##### Dataset #####

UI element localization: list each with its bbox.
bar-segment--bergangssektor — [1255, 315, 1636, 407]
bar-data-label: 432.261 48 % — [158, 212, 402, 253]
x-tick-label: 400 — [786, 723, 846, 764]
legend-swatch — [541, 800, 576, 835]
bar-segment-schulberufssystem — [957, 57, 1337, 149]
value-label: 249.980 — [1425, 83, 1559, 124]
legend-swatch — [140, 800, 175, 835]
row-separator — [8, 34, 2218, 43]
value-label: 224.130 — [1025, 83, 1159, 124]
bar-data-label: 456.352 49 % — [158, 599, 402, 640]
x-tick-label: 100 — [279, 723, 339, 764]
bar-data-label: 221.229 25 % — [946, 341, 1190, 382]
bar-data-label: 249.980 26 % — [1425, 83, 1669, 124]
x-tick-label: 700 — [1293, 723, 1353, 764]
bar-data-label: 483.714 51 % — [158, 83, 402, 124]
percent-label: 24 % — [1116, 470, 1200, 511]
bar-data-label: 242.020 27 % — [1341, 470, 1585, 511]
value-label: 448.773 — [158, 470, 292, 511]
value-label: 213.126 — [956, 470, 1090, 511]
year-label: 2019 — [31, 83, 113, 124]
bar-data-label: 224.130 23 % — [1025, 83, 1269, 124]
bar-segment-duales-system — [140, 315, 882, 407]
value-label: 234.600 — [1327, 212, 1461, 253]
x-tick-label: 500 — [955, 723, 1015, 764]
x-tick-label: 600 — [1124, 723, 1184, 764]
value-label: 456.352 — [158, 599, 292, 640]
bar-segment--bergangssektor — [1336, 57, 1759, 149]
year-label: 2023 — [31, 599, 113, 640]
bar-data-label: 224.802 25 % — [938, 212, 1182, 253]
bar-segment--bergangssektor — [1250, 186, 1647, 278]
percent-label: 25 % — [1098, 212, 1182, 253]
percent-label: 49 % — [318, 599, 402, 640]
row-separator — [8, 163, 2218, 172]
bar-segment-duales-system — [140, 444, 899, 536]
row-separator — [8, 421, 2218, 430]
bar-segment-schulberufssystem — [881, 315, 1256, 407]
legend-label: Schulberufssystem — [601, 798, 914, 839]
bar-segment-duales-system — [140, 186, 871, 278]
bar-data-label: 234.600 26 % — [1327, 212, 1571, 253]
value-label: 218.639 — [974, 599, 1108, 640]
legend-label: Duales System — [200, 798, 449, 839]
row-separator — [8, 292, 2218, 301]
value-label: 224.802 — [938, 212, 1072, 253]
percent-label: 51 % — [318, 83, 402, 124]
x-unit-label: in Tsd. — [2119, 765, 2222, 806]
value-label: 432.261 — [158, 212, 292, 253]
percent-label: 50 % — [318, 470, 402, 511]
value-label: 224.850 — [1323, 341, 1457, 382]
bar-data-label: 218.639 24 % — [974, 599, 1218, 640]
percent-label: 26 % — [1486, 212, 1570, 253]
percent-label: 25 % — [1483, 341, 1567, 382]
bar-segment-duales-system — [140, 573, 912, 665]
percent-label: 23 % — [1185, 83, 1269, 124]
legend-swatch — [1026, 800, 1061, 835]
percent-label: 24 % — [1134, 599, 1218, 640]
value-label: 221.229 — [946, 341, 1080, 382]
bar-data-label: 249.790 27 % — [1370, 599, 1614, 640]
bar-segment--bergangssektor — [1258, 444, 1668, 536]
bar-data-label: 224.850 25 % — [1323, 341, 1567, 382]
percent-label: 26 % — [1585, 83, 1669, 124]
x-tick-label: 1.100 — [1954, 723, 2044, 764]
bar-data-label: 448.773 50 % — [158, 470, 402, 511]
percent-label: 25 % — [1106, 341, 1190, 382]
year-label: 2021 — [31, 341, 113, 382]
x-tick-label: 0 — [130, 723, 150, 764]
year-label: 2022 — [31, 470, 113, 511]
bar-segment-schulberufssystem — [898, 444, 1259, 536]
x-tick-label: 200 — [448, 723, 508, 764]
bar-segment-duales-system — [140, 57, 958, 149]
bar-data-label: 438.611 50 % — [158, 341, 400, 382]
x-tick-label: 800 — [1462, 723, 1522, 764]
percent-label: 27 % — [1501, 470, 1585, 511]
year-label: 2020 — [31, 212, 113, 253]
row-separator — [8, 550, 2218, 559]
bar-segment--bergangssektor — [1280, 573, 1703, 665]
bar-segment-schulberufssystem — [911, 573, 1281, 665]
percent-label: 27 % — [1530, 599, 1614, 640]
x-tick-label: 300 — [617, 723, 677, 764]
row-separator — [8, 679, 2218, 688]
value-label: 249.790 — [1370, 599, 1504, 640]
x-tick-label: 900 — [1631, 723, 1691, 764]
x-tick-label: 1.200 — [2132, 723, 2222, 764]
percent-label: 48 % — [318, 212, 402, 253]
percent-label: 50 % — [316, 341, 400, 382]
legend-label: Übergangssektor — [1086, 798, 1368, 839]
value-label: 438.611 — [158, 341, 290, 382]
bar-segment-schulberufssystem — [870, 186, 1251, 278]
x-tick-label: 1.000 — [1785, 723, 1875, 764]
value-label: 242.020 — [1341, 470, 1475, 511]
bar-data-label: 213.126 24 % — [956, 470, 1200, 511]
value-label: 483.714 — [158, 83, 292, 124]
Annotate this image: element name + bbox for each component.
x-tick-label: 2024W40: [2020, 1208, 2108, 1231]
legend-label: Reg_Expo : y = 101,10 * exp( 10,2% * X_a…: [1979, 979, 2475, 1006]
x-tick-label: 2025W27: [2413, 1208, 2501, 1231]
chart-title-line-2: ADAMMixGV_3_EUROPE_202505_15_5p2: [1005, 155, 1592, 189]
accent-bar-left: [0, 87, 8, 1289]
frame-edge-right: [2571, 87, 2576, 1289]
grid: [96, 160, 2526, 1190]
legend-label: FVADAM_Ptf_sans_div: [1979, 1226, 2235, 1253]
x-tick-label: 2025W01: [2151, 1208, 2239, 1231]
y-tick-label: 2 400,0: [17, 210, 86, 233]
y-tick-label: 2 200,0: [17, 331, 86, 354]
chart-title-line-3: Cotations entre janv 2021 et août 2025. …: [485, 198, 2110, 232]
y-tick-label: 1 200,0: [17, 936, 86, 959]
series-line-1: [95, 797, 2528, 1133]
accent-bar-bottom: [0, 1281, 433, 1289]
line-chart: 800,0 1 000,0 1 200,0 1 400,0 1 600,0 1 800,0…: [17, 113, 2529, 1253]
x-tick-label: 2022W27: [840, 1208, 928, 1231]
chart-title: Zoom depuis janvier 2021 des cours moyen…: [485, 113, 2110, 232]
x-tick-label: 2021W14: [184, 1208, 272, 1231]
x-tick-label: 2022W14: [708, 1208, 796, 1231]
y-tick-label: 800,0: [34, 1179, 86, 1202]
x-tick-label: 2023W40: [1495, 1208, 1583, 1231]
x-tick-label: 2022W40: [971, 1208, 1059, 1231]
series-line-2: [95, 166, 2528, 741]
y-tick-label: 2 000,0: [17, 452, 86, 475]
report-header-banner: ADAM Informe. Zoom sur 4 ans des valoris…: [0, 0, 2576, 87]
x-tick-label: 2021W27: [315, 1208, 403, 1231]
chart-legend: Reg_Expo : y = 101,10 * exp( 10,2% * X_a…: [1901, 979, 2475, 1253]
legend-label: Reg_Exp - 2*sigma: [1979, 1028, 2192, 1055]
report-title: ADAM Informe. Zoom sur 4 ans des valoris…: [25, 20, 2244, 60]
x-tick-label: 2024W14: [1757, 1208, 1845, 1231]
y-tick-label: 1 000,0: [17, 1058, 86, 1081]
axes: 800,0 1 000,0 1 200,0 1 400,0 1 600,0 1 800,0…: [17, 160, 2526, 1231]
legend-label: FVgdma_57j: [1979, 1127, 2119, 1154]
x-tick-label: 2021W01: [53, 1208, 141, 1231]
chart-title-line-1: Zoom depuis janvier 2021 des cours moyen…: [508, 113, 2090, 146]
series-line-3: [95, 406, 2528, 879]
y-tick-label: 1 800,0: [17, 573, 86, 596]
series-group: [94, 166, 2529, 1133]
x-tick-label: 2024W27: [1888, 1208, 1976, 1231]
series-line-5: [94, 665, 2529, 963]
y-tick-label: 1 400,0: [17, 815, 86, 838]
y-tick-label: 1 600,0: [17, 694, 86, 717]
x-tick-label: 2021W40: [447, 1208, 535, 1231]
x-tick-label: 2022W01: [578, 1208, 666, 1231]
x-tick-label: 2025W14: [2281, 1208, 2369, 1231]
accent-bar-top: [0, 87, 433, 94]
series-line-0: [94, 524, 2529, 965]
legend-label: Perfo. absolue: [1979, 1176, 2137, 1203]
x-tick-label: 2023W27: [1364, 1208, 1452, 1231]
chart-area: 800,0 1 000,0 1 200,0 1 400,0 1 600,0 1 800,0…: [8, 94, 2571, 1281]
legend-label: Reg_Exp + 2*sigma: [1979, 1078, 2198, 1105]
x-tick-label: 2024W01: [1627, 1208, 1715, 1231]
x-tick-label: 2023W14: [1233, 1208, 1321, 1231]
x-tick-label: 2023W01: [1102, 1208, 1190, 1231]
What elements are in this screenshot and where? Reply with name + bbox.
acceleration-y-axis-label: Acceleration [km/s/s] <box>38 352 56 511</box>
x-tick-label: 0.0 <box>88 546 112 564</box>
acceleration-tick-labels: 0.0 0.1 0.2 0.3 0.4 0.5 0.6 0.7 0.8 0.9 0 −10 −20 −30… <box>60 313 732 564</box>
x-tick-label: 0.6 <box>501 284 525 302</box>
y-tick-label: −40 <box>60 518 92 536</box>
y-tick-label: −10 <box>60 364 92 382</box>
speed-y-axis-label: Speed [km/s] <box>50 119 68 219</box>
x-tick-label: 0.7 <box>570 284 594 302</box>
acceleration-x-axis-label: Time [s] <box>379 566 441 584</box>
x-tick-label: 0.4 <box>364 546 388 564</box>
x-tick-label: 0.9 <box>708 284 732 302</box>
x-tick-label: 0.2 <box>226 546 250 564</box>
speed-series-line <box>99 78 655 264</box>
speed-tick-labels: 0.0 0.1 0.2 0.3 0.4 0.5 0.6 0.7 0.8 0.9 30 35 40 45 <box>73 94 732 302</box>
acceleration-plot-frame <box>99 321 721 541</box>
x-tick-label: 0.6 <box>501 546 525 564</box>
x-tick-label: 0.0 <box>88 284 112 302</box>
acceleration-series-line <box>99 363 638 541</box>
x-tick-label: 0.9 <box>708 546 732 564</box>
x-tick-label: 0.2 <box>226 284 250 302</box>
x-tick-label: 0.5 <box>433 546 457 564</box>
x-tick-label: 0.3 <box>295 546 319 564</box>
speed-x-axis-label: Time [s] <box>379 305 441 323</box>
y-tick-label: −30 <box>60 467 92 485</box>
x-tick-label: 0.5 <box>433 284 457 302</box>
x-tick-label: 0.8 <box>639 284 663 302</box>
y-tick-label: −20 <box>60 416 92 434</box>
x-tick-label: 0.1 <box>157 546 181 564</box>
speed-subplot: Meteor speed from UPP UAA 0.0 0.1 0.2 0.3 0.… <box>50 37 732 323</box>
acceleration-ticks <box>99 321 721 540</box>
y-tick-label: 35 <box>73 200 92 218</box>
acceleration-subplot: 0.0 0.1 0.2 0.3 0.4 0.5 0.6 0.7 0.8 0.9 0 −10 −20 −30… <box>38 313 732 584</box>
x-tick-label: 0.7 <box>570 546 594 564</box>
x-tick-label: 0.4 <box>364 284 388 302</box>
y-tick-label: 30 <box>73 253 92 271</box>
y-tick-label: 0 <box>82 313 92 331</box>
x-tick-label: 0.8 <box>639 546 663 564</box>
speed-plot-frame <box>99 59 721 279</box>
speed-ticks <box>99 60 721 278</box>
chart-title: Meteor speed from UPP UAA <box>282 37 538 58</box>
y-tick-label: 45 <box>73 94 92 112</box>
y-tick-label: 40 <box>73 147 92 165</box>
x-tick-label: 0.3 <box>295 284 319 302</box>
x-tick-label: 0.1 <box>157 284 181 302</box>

#####

# [Problem details]
Copy the lines of the records from the start through the line containing "percent-label: 24 % — [1116, 470, 1200, 511]", including that line.

# [Correct result]
UI element localization: list each with its bbox.
bar-segment--bergangssektor — [1255, 315, 1636, 407]
bar-data-label: 432.261 48 % — [158, 212, 402, 253]
x-tick-label: 400 — [786, 723, 846, 764]
legend-swatch — [541, 800, 576, 835]
bar-segment-schulberufssystem — [957, 57, 1337, 149]
value-label: 249.980 — [1425, 83, 1559, 124]
legend-swatch — [140, 800, 175, 835]
row-separator — [8, 34, 2218, 43]
value-label: 224.130 — [1025, 83, 1159, 124]
bar-data-label: 456.352 49 % — [158, 599, 402, 640]
x-tick-label: 100 — [279, 723, 339, 764]
bar-data-label: 221.229 25 % — [946, 341, 1190, 382]
bar-data-label: 249.980 26 % — [1425, 83, 1669, 124]
x-tick-label: 700 — [1293, 723, 1353, 764]
bar-data-label: 483.714 51 % — [158, 83, 402, 124]
percent-label: 24 % — [1116, 470, 1200, 511]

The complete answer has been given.